Your instructions:
Copy each line of the entries below that contains the string "Wilhelm".

+--

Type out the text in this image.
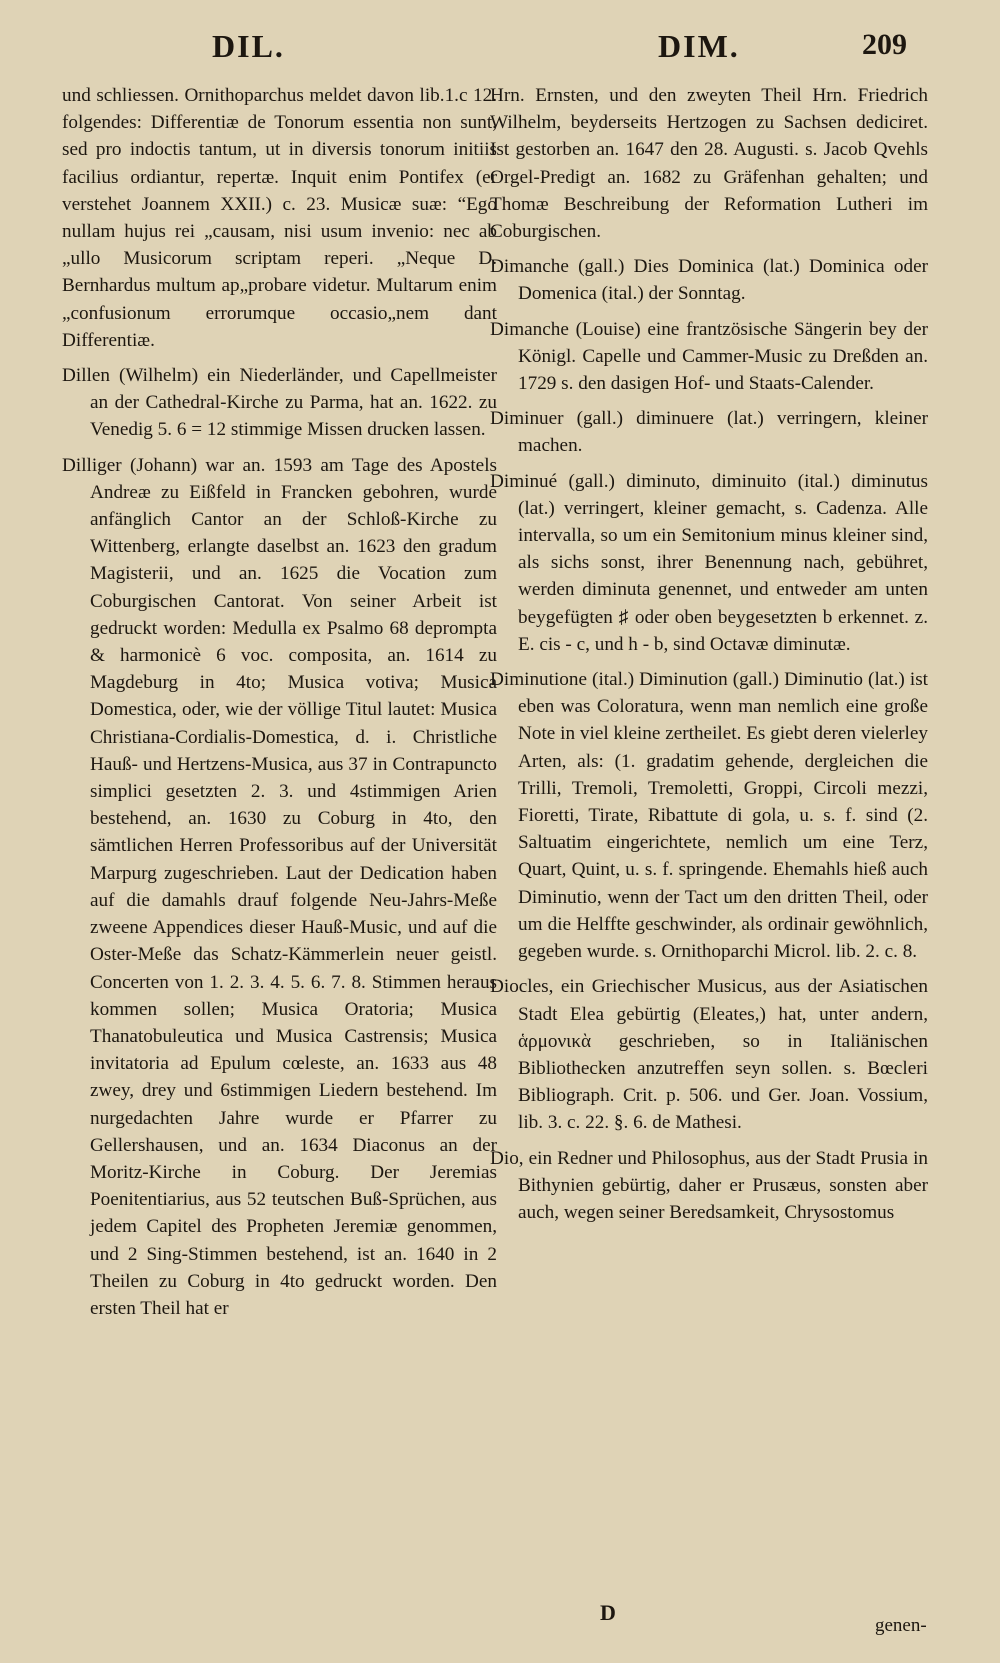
DIL.	DIM.	209

und schliessen. Ornithoparchus meldet davon lib.1.c 12. folgendes: Differentiæ de Tonorum essentia non sunt, sed pro indoctis tantum, ut in diversis tonorum initiis facilius ordiantur, repertæ. Inquit enim Pontifex (er verstehet Joannem XXII.) c. 23. Musicæ suæ: “Ego nullam hujus rei „causam, nisi usum invenio: nec ab „ullo Musicorum scriptam reperi. „Neque D. Bernhardus multum ap„probare videtur. Multarum enim „confusionum errorumque occasio„nem dant Differentiæ.

Dillen (Wilhelm) ein Niederländer, und Capellmeister an der Cathedral-Kirche zu Parma, hat an. 1622. zu Venedig 5. 6 = 12 stimmige Missen drucken lassen.

Dilliger (Johann) war an. 1593 am Tage des Apostels Andreæ zu Eißfeld in Francken gebohren, wurde anfänglich Cantor an der Schloß-Kirche zu Wittenberg, erlangte daselbst an. 1623 den gradum Magisterii, und an. 1625 die Vocation zum Coburgischen Cantorat. Von seiner Arbeit ist gedruckt worden: Medulla ex Psalmo 68 deprompta & harmonicè 6 voc. composita, an. 1614 zu Magdeburg in 4to; Musica votiva; Musica Domestica, oder, wie der völlige Titul lautet: Musica Christiana-Cordialis-Domestica, d. i. Christliche Hauß- und Hertzens-Musica, aus 37 in Contrapuncto simplici gesetzten 2. 3. und 4stimmigen Arien bestehend, an. 1630 zu Coburg in 4to, den sämtlichen Herren Professoribus auf der Universität Marpurg zugeschrieben. Laut der Dedication haben auf die damahls drauf folgende Neu-Jahrs-Meße zweene Appendices dieser Hauß-Music, und auf die Oster-Meße das Schatz-Kämmerlein neuer geistl. Concerten von 1. 2. 3. 4. 5. 6. 7. 8. Stimmen heraus kommen sollen; Musica Oratoria; Musica Thanatobuleutica und Musica Castrensis; Musica invitatoria ad Epulum cœleste, an. 1633 aus 48 zwey, drey und 6stimmigen Liedern bestehend. Im nurgedachten Jahre wurde er Pfarrer zu Gellershausen, und an. 1634 Diaconus an der Moritz-Kirche in Coburg. Der Jeremias Poenitentiarius, aus 52 teutschen Buß-Sprüchen, aus jedem Capitel des Propheten Jeremiæ genommen, und 2 Sing-Stimmen bestehend, ist an. 1640 in 2 Theilen zu Coburg in 4to gedruckt worden. Den ersten Theil hat er

Hrn. Ernsten, und den zweyten Theil Hrn. Friedrich Wilhelm, beyderseits Hertzogen zu Sachsen dediciret. Ist gestorben an. 1647 den 28. Augusti. s. Jacob Qvehls Orgel-Predigt an. 1682 zu Gräfenhan gehalten; und Thomæ Beschreibung der Reformation Lutheri im Coburgischen.

Dimanche (gall.) Dies Dominica (lat.) Dominica oder Domenica (ital.) der Sonntag.

Dimanche (Louise) eine frantzösische Sängerin bey der Königl. Capelle und Cammer-Music zu Dreßden an. 1729 s. den dasigen Hof- und Staats-Calender.

Diminuer (gall.) diminuere (lat.) verringern, kleiner machen.

Diminué (gall.) diminuto, diminuito (ital.) diminutus (lat.) verringert, kleiner gemacht, s. Cadenza. Alle intervalla, so um ein Semitonium minus kleiner sind, als sichs sonst, ihrer Benennung nach, gebühret, werden diminuta genennet, und entweder am unten beygefügten ♯ oder oben beygesetzten b erkennet. z. E. cis - c, und h - b, sind Octavæ diminutæ.

Diminutione (ital.) Diminution (gall.) Diminutio (lat.) ist eben was Coloratura, wenn man nemlich eine große Note in viel kleine zertheilet. Es giebt deren vielerley Arten, als: (1. gradatim gehende, dergleichen die Trilli, Tremoli, Tremoletti, Groppi, Circoli mezzi, Fioretti, Tirate, Ribattute di gola, u. s. f. sind (2. Saltuatim eingerichtete, nemlich um eine Terz, Quart, Quint, u. s. f. springende. Ehemahls hieß auch Diminutio, wenn der Tact um den dritten Theil, oder um die Helffte geschwinder, als ordinair gewöhnlich, gegeben wurde. s. Ornithoparchi Microl. lib. 2. c. 8.

Diocles, ein Griechischer Musicus, aus der Asiatischen Stadt Elea gebürtig (Eleates,) hat, unter andern, ἁρμονικὰ geschrieben, so in Italiänischen Bibliothecken anzutreffen seyn sollen. s. Bœcleri Bibliograph. Crit. p. 506. und Ger. Joan. Vossium, lib. 3. c. 22. §. 6. de Mathesi.

Dio, ein Redner und Philosophus, aus der Stadt Prusia in Bithynien gebürtig, daher er Prusæus, sonsten aber auch, wegen seiner Beredsamkeit, Chrysostomus

D
genen-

+--

Your response:
Dillen (Wilhelm) ein Niederländer, und Capellmeister an der Cathedral-Kirche zu Parma, hat an. 1622. zu Venedig 5. 6 = 12 stimmige Missen drucken lassen.
Hrn. Ernsten, und den zweyten Theil Hrn. Friedrich Wilhelm, beyderseits Hertzogen zu Sachsen dediciret. Ist gestorben an. 1647 den 28. Augusti. s. Jacob Qvehls Orgel-Predigt an. 1682 zu Gräfenhan gehalten; und Thomæ Beschreibung der Reformation Lutheri im Coburgischen.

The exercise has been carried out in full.